Present the following entries again, word for word and in full.

_Raw data_
_ _ _ _ _
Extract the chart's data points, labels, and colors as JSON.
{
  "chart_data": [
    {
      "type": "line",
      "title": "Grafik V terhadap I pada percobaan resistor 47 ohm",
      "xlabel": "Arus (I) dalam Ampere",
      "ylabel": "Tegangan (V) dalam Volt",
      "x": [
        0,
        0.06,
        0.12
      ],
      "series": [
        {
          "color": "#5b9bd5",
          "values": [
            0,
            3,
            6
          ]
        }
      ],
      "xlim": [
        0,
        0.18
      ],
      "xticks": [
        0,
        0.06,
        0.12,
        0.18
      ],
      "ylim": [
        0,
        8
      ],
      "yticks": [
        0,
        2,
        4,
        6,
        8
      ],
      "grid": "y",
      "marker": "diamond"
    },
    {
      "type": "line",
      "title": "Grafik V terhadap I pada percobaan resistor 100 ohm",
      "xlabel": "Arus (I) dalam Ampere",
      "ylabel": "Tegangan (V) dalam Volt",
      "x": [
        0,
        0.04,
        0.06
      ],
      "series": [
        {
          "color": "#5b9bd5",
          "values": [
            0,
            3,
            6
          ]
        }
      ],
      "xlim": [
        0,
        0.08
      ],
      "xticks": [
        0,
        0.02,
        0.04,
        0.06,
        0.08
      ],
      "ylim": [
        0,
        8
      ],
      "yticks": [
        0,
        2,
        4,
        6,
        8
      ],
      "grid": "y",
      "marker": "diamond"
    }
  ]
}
_ _ _ _ _
_Solution for this problem_
Extract the chart's data points, labels, and colors as JSON.
{
  "chart_data": [
    {
      "type": "line",
      "title": "Grafik V terhadap I pada percobaan resistor 47 ohm",
      "xlabel": "Arus (I) dalam Ampere",
      "ylabel": "Tegangan (V) dalam Volt",
      "x": [
        0,
        0.06,
        0.12
      ],
      "series": [
        {
          "color": "#5b9bd5",
          "values": [
            0,
            3,
            6
          ]
        }
      ],
      "xlim": [
        0,
        0.18
      ],
      "xticks": [
        0,
        0.06,
        0.12,
        0.18
      ],
      "ylim": [
        0,
        8
      ],
      "yticks": [
        0,
        2,
        4,
        6,
        8
      ],
      "grid": "y",
      "marker": "diamond"
    },
    {
      "type": "line",
      "title": "Grafik V terhadap I pada percobaan resistor 100 ohm",
      "xlabel": "Arus (I) dalam Ampere",
      "ylabel": "Tegangan (V) dalam Volt",
      "x": [
        0,
        0.04,
        0.06
      ],
      "series": [
        {
          "color": "#5b9bd5",
          "values": [
            0,
            3,
            6
          ]
        }
      ],
      "xlim": [
        0,
        0.08
      ],
      "xticks": [
        0,
        0.02,
        0.04,
        0.06,
        0.08
      ],
      "ylim": [
        0,
        8
      ],
      "yticks": [
        0,
        2,
        4,
        6,
        8
      ],
      "grid": "y",
      "marker": "diamond"
    }
  ]
}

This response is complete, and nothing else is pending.